| WHAT YOU ARE ASKED TO DO |
Scan the lines below for the string "一般併願" and copy every one that has it.

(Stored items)
══════════

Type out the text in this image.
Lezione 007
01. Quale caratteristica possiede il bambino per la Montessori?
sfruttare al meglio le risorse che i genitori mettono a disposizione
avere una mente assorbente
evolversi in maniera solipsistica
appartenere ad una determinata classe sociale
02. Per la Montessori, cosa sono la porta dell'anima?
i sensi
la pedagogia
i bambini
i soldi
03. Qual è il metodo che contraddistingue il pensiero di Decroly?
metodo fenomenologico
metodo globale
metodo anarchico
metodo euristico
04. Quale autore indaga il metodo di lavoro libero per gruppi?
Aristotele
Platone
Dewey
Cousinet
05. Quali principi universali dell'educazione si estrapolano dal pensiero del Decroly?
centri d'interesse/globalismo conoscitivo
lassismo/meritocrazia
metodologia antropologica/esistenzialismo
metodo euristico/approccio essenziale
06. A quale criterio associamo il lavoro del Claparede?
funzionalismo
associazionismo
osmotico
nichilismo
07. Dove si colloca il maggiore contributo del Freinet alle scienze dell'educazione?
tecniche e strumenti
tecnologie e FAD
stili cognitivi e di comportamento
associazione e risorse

══════════

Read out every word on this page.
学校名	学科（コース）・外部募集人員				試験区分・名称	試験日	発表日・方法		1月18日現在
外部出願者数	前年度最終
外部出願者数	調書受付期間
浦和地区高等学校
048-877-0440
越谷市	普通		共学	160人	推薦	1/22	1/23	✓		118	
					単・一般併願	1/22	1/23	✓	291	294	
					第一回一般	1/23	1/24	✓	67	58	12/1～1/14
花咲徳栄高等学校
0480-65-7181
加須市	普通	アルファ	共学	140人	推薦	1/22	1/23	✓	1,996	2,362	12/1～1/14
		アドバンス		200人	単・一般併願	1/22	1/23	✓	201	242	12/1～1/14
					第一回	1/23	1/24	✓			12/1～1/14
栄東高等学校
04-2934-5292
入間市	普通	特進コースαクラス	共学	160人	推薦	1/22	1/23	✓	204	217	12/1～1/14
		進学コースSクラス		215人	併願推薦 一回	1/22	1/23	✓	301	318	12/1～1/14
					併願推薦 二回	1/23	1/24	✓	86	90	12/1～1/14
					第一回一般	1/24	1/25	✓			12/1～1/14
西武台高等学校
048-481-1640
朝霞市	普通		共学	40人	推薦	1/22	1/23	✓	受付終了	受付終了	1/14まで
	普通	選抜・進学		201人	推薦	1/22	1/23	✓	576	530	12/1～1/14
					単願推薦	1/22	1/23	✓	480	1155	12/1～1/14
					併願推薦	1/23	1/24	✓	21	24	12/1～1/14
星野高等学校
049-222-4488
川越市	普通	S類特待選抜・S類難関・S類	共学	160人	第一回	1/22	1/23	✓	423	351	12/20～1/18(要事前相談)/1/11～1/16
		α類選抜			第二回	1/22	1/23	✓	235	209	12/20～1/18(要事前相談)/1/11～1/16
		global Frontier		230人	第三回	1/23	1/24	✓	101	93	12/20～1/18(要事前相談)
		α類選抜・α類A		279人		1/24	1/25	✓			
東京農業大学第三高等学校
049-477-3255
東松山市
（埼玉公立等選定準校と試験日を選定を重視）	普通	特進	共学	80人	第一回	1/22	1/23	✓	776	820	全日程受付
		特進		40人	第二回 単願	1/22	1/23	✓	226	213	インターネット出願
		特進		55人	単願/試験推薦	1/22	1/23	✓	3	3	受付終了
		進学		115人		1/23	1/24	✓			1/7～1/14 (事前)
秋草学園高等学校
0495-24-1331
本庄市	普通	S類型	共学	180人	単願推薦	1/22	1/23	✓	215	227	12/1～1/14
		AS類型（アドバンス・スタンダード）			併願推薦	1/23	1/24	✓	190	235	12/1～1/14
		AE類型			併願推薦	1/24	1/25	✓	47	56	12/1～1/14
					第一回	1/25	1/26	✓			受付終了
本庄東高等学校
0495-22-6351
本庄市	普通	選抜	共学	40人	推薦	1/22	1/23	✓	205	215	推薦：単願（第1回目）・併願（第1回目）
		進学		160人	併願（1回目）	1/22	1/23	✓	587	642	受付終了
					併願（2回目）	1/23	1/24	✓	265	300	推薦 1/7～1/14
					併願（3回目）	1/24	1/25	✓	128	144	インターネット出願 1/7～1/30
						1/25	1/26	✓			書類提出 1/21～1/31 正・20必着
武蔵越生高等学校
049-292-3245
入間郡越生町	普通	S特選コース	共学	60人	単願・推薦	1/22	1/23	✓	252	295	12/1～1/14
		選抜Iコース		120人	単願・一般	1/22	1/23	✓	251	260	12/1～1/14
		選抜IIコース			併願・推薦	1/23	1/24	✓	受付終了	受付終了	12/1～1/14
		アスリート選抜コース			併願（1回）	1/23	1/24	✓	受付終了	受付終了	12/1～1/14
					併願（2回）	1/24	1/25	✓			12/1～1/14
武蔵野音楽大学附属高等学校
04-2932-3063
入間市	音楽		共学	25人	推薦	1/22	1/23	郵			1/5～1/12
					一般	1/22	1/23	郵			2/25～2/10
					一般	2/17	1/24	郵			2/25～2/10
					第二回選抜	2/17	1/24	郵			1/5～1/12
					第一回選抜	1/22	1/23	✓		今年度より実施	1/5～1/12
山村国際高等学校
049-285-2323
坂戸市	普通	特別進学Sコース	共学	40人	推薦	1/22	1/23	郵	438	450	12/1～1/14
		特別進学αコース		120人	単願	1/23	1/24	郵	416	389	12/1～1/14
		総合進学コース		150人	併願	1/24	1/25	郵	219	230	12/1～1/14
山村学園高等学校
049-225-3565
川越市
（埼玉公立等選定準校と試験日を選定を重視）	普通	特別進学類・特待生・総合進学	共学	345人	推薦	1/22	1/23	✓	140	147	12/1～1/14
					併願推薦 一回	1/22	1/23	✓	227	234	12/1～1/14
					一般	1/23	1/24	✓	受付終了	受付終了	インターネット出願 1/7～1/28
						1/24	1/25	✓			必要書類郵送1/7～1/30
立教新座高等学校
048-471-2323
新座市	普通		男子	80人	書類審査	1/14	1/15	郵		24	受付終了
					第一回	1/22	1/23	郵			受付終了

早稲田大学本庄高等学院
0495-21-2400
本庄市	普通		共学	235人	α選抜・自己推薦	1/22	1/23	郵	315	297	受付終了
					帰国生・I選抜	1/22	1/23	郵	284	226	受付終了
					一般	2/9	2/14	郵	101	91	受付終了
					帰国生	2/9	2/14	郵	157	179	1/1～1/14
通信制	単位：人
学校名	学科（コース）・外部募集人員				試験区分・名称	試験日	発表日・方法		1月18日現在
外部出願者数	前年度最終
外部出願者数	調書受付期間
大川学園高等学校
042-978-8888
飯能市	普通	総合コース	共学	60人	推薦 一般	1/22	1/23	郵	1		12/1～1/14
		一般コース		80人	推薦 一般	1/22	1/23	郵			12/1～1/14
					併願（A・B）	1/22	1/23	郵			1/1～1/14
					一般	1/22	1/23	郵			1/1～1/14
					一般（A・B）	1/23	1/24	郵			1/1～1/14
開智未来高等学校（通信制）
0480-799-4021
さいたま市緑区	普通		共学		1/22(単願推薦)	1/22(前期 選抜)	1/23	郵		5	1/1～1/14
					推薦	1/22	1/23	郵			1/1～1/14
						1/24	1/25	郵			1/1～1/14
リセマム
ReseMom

══════════

| RESULT OF THE TASK |
					単・一般併願	1/22	1/23	✓	291	294	
		アドバンス		200人	単・一般併願	1/22	1/23	✓	201	242	12/1～1/14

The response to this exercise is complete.